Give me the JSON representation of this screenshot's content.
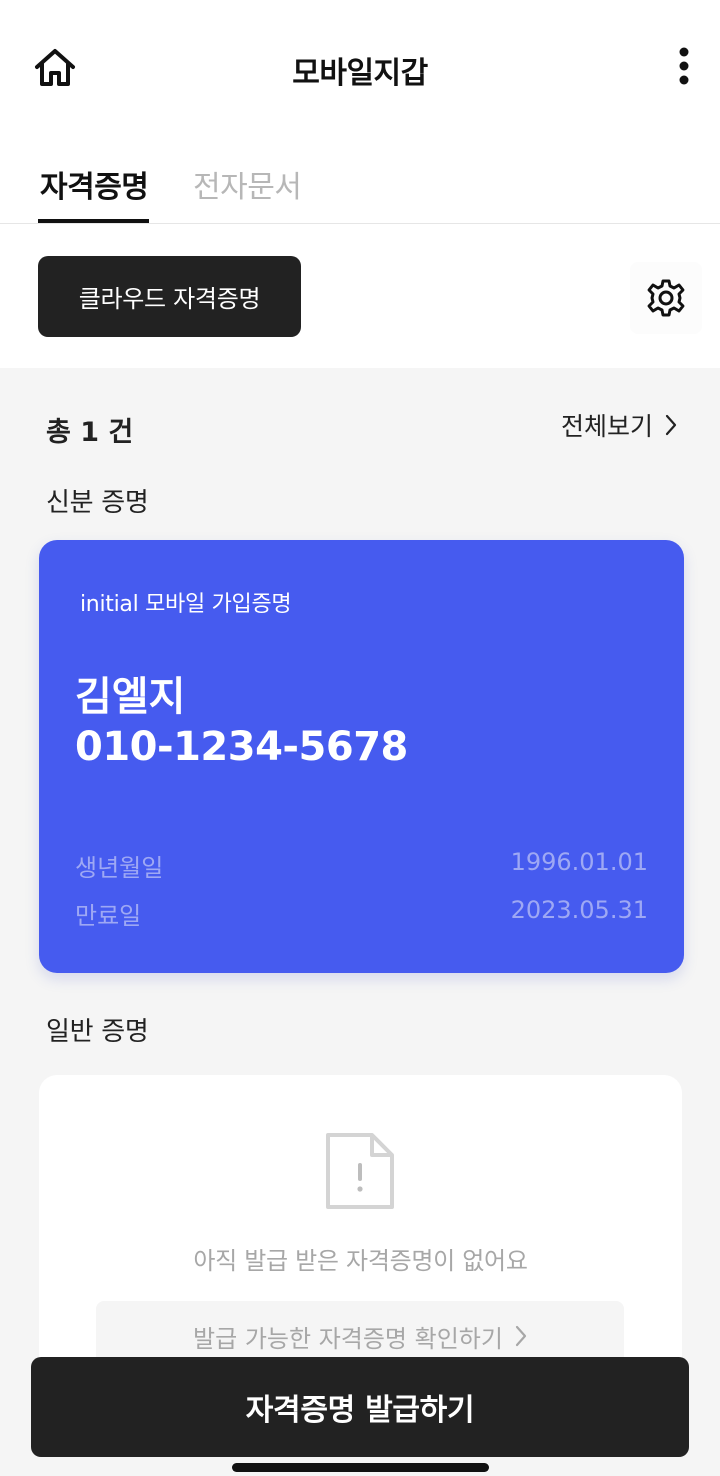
{
  "header": {
    "title": "모바일지갑",
    "left_icon": "home-icon",
    "right_icon": "more-vertical-icon"
  },
  "tabs": [
    {
      "label": "자격증명",
      "active": true
    },
    {
      "label": "전자문서",
      "active": false
    }
  ],
  "toolbar": {
    "cloud_label": "클라우드 자격증명",
    "settings_icon": "gear-icon"
  },
  "summary": {
    "count_label": "총 1 건",
    "view_all_label": "전체보기"
  },
  "sections": {
    "identity_label": "신분 증명",
    "general_label": "일반 증명"
  },
  "id_card": {
    "issuer": "initial 모바일 가입증명",
    "name": "김엘지",
    "phone": "010-1234-5678",
    "birth_label": "생년월일",
    "birth_value": "1996.01.01",
    "expire_label": "만료일",
    "expire_value": "2023.05.31",
    "color": "#465bef"
  },
  "empty_state": {
    "icon": "document-alert-icon",
    "message": "아직 발급 받은 자격증명이 없어요",
    "action_label": "발급 가능한 자격증명 확인하기"
  },
  "footer": {
    "issue_label": "자격증명 발급하기"
  },
  "colors": {
    "accent_dark": "#222222",
    "card_blue": "#465bef",
    "background_gray": "#f5f5f5",
    "muted_text": "#a7a7a7"
  }
}
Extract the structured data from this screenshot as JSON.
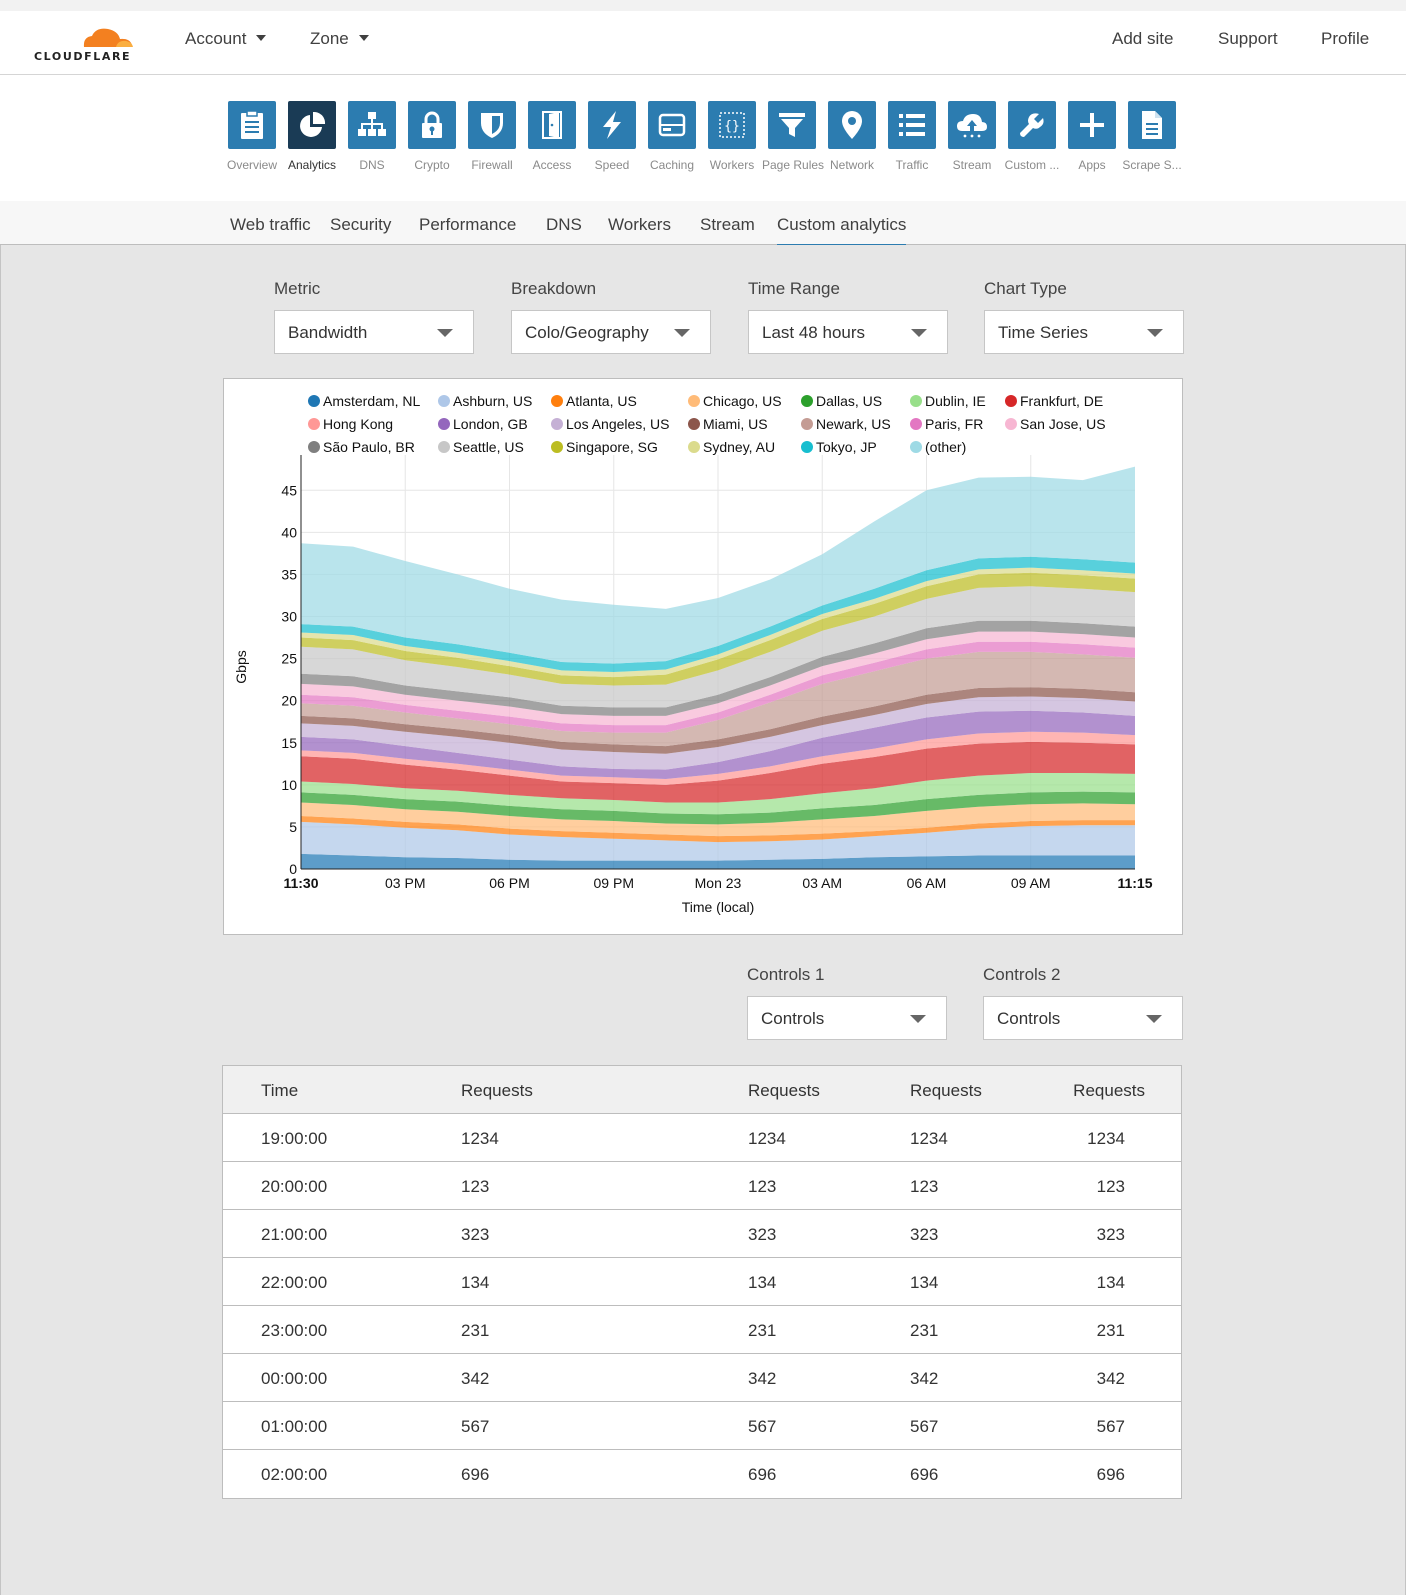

WHAT IS BEING ASKED:
Make an exact copy of all the material, but keep the pictures out of it.

OUTPUT FOR THIS EXERCISE:
Give me the JSON representation of this screenshot's content.
{
  "header": {
    "title": "모바일지갑",
    "left_icon": "home-icon",
    "right_icon": "more-vertical-icon"
  },
  "tabs": [
    {
      "label": "자격증명",
      "active": true
    },
    {
      "label": "전자문서",
      "active": false
    }
  ],
  "toolbar": {
    "cloud_label": "클라우드 자격증명",
    "settings_icon": "gear-icon"
  },
  "summary": {
    "count_label": "총 1 건",
    "view_all_label": "전체보기"
  },
  "sections": {
    "identity_label": "신분 증명",
    "general_label": "일반 증명"
  },
  "id_card": {
    "issuer": "initial 모바일 가입증명",
    "name": "김엘지",
    "phone": "010-1234-5678",
    "birth_label": "생년월일",
    "birth_value": "1996.01.01",
    "expire_label": "만료일",
    "expire_value": "2023.05.31",
    "color": "#465bef"
  },
  "empty_state": {
    "icon": "document-alert-icon",
    "message": "아직 발급 받은 자격증명이 없어요",
    "action_label": "발급 가능한 자격증명 확인하기"
  },
  "footer": {
    "issue_label": "자격증명 발급하기"
  },
  "colors": {
    "accent_dark": "#222222",
    "card_blue": "#465bef",
    "background_gray": "#f5f5f5",
    "muted_text": "#a7a7a7"
  }
}
Extract the structured data from this screenshot as JSON.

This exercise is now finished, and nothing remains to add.